- Exercises
(1) Please answer these from the text on economic planning, one line each, marked like the questions:
(a) Which two economists does it name as critics of centrally planned economies?
(b) What is the title of Hayek's essay that it cites?
(c) According to its first paragraph, what has not decreased in almost a century?
(2) Write the next paragraph of the text on economic planning, picking up after its final sentence.

- Text
* * * * * * *

After the fall of the Soviet Union, economic marginalists triumphally proclaimed that the market is the only realistic system to manage our complex, global civilization of billions of people. Although homelessness, vacant houses, starvation and food waste persist, the marginalist will argue that the market is not perfect but that no better alternative exists. Yet, an incoming catastrophe in the form of climate change may pose the question of a democratic and globally planned, socialist economy – after all, it seems self-delusional to think that an economic system made of competing firms and nation-states can respect the planetary boundaries. Global warming was almost entirely caused by the laws of motion of capitalism, which lead to the wear and tear of bodies and the Earth, given how competition drives firms and nation-states to harvest the cheapest labor and natural resources. Furthermore, the fact that the length of the working day has not decreased in almost a century, and imperialism has exacerbated predatory asymmetries between the core and the periphery, should make the question of global, economic planning central for socialists.
The planned economy has a bad rap, even amongst socialists. The debate seems to have been settled in the first half of the 20th century with the so called “socialist calculation problem”, where marginalist economists such as Hayek and Mises criticized the inability of centrally planned economies to compute the authentic demand and supply for specific goods. Hayek in particular, gave the most sophisticated attack, with his essay, The Use of Knowledge in Society where he argued that the market acted as an unconscious, distributed computer where resources are efficiently allocated through the computation of the demand of goods by price signaling between different parts of the system (e.g., individuals and firms). Many socialists have criticized Hayek’s arguments throughout the last century, yet many of the socialist retorts are posed from a philosophical and epistemological perspective. However, I believe the argument for central planning can be contextualized using new mathematical sciences, such as computer science, and nonlinear dynamics – fields that didn’t exist in Hayek’s day. So I will attempt to contextualize Hayek’s argument using a more “mathematical” ( but not quantitative) method and I will retort from a pro-planned economy, socialist perspective.

* * * * * * *

- Recorded data
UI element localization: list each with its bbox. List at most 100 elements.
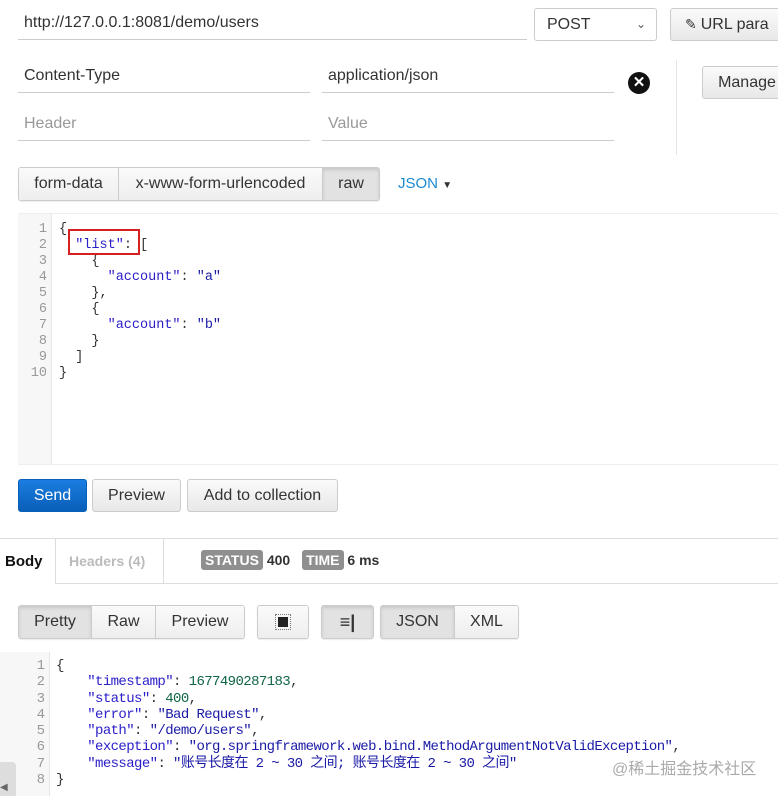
line-number: 6 bbox=[36, 739, 45, 756]
format-group: JSON XML bbox=[380, 605, 519, 639]
method-value: POST bbox=[547, 16, 591, 33]
tab-x-www-form-urlencoded[interactable]: x-www-form-urlencoded bbox=[119, 168, 323, 200]
code-line: "exception": "org.springframework.web.bi… bbox=[56, 739, 681, 756]
tab-form-data[interactable]: form-data bbox=[19, 168, 119, 200]
line-number: 4 bbox=[38, 270, 47, 285]
response-time: 6 ms bbox=[347, 552, 380, 568]
header-key-placeholder[interactable]: Header bbox=[18, 109, 310, 141]
raw-format-dropdown[interactable]: JSON ▼ bbox=[398, 175, 452, 192]
fullscreen-button[interactable] bbox=[258, 606, 308, 638]
edit-icon: ✎ bbox=[685, 16, 697, 32]
code-token: ] bbox=[59, 350, 84, 365]
watermark: @稀土掘金技术社区 bbox=[612, 761, 757, 778]
line-number: 5 bbox=[36, 723, 45, 740]
line-number: 1 bbox=[38, 222, 47, 237]
scroll-left-button[interactable]: ◀ bbox=[0, 762, 16, 796]
code-token: "status" bbox=[87, 690, 150, 707]
caret-down-icon: ▼ bbox=[442, 180, 453, 191]
manage-presets-button[interactable]: Manage bbox=[702, 66, 778, 99]
code-line: { bbox=[59, 254, 221, 270]
response-meta: STATUS 400 TIME 6 ms bbox=[201, 550, 379, 570]
chevron-down-icon: ⌄ bbox=[635, 17, 646, 31]
tab-raw[interactable]: raw bbox=[323, 168, 379, 200]
fullscreen-group bbox=[257, 605, 309, 639]
tab-json[interactable]: JSON bbox=[381, 606, 455, 638]
body-type-group: form-data x-www-form-urlencoded raw bbox=[18, 167, 380, 201]
code-token: , bbox=[188, 690, 197, 707]
code-line: } bbox=[56, 772, 680, 788]
code-token: { bbox=[56, 658, 64, 674]
divider bbox=[676, 60, 677, 155]
send-button[interactable]: Send bbox=[18, 479, 87, 512]
tab-xml[interactable]: XML bbox=[455, 606, 518, 638]
code-line: { bbox=[59, 302, 221, 318]
tab-raw-response[interactable]: Raw bbox=[92, 606, 156, 638]
code-token: 400 bbox=[165, 690, 189, 707]
tab-body[interactable]: Body bbox=[5, 553, 43, 570]
header-key-input[interactable]: Content-Type bbox=[18, 61, 310, 93]
code-line: "error": "Bad Request", bbox=[56, 707, 680, 723]
line-number: 10 bbox=[30, 366, 47, 381]
wrap-lines-icon: ≡| bbox=[339, 611, 356, 632]
code-token: { bbox=[59, 302, 100, 317]
code-token: : bbox=[141, 706, 158, 723]
code-token: } bbox=[59, 366, 68, 381]
line-number: 2 bbox=[36, 674, 45, 691]
code-token: "message" bbox=[87, 755, 158, 772]
code-line: "timestamp": 1677490287183, bbox=[56, 674, 680, 690]
line-number: 2 bbox=[38, 238, 47, 253]
line-number: 8 bbox=[38, 334, 47, 349]
code-token: : bbox=[180, 270, 197, 285]
code-line: }, bbox=[59, 286, 221, 302]
tab-headers[interactable]: Headers (4) bbox=[55, 539, 164, 584]
code-token: "path" bbox=[87, 723, 135, 740]
code-token: "account" bbox=[107, 270, 181, 285]
add-to-collection-button[interactable]: Add to collection bbox=[187, 479, 338, 512]
code-line: } bbox=[59, 366, 221, 382]
header-value-placeholder[interactable]: Value bbox=[322, 109, 614, 141]
line-number: 6 bbox=[38, 302, 47, 317]
header-value-input[interactable]: application/json bbox=[322, 61, 614, 93]
tab-pretty[interactable]: Pretty bbox=[19, 606, 92, 638]
status-badge: STATUS bbox=[201, 550, 263, 570]
code-token: "org.springframework.web.bind.MethodArgu… bbox=[188, 739, 673, 756]
code-token: } bbox=[59, 334, 100, 349]
code-line: ] bbox=[59, 350, 221, 366]
code-token: { bbox=[59, 222, 68, 237]
arrow-left-icon: ◀ bbox=[0, 782, 8, 793]
code-token: , bbox=[251, 723, 259, 740]
code-line: "account": "a" bbox=[59, 270, 221, 286]
code-token: "error" bbox=[87, 706, 142, 723]
tab-preview-response[interactable]: Preview bbox=[156, 606, 244, 638]
time-badge: TIME bbox=[302, 550, 344, 570]
line-number: 3 bbox=[38, 254, 47, 269]
line-numbers: 1 2 3 4 5 6 7 8 9 10 bbox=[18, 214, 52, 464]
fullscreen-icon bbox=[275, 614, 291, 630]
line-number: 5 bbox=[38, 286, 47, 301]
code-token: "timestamp" bbox=[87, 674, 174, 691]
code-token: : bbox=[157, 755, 174, 772]
code-token: "account" bbox=[107, 318, 181, 333]
url-params-button[interactable]: ✎ URL para bbox=[670, 8, 778, 41]
url-input[interactable]: http://127.0.0.1:8081/demo/users bbox=[18, 8, 527, 40]
raw-format-label: JSON bbox=[398, 175, 439, 192]
code-token: , bbox=[258, 706, 267, 723]
code-token: : bbox=[149, 690, 166, 707]
wrap-lines-button[interactable]: ≡| bbox=[322, 606, 373, 638]
line-number: 3 bbox=[36, 690, 45, 707]
code-token: 1677490287183 bbox=[188, 674, 291, 691]
line-number: 7 bbox=[38, 318, 47, 333]
highlight-box bbox=[68, 229, 140, 255]
method-select[interactable]: POST ⌄ bbox=[534, 8, 657, 41]
preview-button[interactable]: Preview bbox=[92, 479, 181, 512]
code-line: } bbox=[59, 334, 221, 350]
remove-header-icon[interactable]: ✕ bbox=[628, 72, 650, 94]
code-line: "path": "/demo/users", bbox=[56, 723, 680, 739]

* * * * * * *

- Outputs for the tasks
(1)
(a) Hayek and Mises
(b) The Use of Knowledge in Society
(c) The length of the working day

(2)
The theme of Hayek’s argument is that the central planners have no possibility of knowing all information required to efficiently allocate goods in a society. In contrast, the market acts as a giant, distributed computing system, where firms and individuals act as “parallel processors”, where each individual processor computes a small, local problem: a shop-keeper computes that a particular brand of cigarettes is very popular in their neighbourhood, and consumer calculates their individual demand on cigarettes the moment he looks at the available cigarette brands. The parallel processors, which are embodied in individuals, firms, and institutions, then in turn communicate with each other, finally collectively computing the price of a particular commodity, which embodies the aggregate demand and supply of a particular good. To conclude, central planners can never acquire all the required information to compute efficiently the needs and wants of a particular good, while the market, which acts as a distributed network of processing cores, can efficiently allocate goods because each processor computes a smaller, simpler problem (e.g. the want of an individual for marlboro cigarettes over parliaments, or the observation by a small shop keeper that 5 ft long USB cables sell out abnormally fast in a particular Best Buy), and communicates with other processors through pricing and purchase, leading to the allocation of goods where they are demanded.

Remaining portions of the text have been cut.